§ **Directions**
Pick out every line in the entries below that contains the string "this". Copy each such line in full.

§ **Given data**
#####
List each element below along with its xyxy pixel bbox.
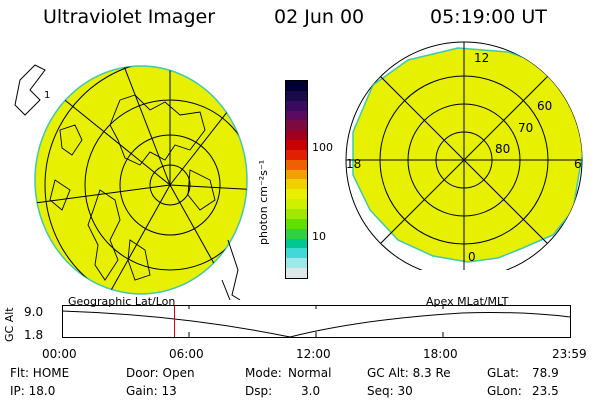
#####
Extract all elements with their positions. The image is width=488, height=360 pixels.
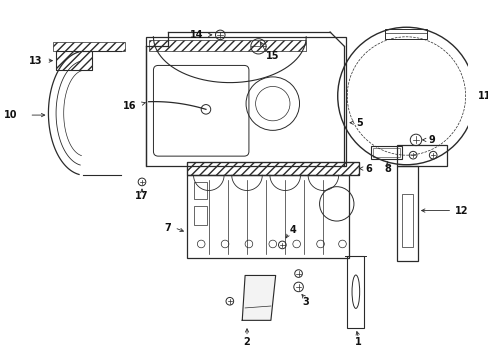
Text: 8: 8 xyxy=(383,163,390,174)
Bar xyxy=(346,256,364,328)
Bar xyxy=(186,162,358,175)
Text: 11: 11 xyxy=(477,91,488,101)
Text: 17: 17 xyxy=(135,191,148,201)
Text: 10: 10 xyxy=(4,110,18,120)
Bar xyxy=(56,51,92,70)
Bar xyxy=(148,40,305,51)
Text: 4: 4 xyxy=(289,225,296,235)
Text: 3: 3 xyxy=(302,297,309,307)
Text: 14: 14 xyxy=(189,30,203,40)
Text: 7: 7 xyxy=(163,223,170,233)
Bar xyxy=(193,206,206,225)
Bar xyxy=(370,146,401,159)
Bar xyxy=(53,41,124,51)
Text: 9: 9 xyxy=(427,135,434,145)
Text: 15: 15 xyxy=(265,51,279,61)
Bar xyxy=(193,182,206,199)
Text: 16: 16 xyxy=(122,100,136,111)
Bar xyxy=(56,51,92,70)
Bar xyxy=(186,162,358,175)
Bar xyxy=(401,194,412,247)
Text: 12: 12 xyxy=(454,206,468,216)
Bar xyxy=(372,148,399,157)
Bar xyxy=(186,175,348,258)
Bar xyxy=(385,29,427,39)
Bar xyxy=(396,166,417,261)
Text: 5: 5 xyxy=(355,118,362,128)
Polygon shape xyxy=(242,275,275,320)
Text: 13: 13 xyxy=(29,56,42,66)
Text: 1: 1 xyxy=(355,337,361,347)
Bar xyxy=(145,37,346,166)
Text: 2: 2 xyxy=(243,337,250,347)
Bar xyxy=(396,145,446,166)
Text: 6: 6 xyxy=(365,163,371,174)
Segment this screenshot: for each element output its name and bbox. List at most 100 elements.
#####
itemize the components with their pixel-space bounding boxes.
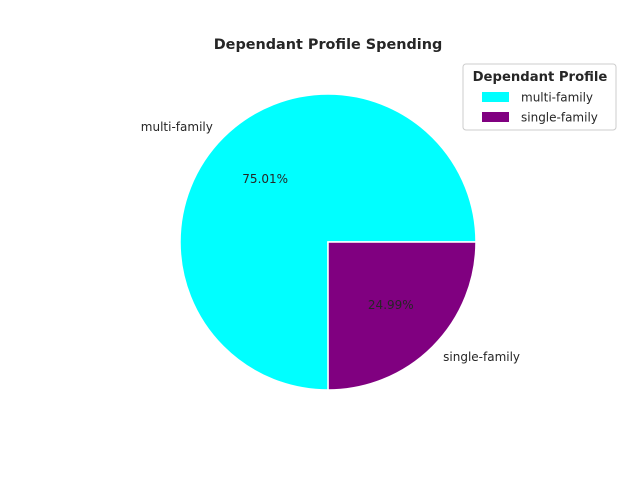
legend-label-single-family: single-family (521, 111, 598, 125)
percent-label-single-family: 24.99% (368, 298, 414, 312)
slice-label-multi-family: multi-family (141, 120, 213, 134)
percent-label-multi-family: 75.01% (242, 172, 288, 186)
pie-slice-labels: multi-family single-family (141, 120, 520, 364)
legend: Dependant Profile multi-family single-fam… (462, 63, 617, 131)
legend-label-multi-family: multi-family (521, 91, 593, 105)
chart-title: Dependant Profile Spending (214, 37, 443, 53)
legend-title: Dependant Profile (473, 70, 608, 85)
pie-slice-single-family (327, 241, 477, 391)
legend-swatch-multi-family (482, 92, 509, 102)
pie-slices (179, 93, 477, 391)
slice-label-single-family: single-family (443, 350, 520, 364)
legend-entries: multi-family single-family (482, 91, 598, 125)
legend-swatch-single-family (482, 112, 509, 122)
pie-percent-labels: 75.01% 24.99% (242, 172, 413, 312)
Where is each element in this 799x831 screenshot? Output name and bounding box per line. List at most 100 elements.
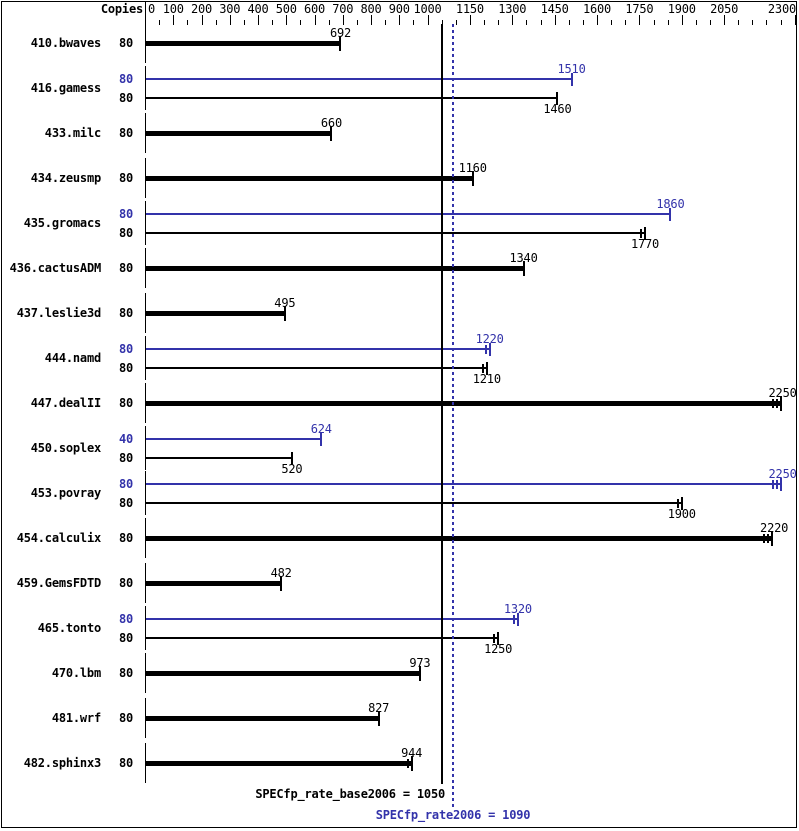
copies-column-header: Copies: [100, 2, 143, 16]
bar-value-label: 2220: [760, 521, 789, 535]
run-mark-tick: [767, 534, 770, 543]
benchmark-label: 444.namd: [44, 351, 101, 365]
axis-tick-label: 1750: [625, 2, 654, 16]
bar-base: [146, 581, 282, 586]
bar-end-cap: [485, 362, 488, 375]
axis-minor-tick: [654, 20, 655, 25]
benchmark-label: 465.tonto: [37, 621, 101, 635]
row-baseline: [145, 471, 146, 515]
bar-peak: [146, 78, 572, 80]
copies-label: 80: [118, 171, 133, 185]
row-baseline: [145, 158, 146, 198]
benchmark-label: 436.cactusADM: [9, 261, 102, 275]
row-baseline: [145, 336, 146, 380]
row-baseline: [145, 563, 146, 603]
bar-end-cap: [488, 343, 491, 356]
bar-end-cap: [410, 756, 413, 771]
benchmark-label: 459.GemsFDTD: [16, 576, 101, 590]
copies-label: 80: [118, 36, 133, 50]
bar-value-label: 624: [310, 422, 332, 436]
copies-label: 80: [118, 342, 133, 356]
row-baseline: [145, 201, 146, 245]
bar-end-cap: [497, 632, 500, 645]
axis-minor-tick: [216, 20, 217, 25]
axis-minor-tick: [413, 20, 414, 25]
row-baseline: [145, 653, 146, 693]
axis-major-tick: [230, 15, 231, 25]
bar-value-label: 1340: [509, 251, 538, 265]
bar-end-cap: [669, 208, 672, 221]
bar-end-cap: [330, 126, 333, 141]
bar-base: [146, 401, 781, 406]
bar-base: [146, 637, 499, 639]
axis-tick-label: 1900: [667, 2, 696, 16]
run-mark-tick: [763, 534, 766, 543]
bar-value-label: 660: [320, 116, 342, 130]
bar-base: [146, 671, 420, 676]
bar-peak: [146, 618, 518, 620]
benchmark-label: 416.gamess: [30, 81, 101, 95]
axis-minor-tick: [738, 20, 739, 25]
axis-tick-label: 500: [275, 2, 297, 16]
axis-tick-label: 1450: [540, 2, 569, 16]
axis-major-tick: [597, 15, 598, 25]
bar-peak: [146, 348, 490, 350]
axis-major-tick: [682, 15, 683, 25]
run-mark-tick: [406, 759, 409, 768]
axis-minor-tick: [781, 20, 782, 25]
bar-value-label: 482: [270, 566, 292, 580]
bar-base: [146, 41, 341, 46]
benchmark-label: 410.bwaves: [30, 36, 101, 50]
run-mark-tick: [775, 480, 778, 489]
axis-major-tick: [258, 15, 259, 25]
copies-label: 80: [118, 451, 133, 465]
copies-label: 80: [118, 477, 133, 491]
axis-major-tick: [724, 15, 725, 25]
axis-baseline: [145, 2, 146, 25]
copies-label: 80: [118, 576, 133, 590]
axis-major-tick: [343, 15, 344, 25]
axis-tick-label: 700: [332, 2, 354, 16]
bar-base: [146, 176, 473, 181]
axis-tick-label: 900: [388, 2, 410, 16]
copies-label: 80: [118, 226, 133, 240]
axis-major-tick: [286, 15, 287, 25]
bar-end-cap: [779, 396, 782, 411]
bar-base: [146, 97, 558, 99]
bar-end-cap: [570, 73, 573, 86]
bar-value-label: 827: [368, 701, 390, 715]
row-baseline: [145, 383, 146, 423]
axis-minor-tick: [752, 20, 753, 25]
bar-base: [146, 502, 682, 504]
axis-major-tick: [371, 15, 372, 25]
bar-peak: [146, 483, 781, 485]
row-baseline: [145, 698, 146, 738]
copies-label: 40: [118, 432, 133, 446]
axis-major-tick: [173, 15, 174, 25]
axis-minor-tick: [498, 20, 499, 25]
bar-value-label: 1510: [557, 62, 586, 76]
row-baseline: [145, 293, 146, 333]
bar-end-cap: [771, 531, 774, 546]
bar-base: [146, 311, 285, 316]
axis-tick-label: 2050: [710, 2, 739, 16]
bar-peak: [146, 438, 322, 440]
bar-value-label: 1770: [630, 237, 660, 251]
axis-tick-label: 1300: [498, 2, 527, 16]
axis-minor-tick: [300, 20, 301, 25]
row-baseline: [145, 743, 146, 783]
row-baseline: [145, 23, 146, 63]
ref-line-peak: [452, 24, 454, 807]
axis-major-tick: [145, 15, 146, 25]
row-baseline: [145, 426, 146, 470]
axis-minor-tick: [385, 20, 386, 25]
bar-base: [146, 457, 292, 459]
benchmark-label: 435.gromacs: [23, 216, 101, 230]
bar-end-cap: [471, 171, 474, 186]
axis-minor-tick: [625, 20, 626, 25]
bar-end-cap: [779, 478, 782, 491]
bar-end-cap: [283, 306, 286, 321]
#####
§ **Written response**
Segment this screenshot: for each element output its name and bbox. List at most 100 elements.
Where is each element in this 799x831 screenshot? Output name and bounding box per line. List at most 100 elements.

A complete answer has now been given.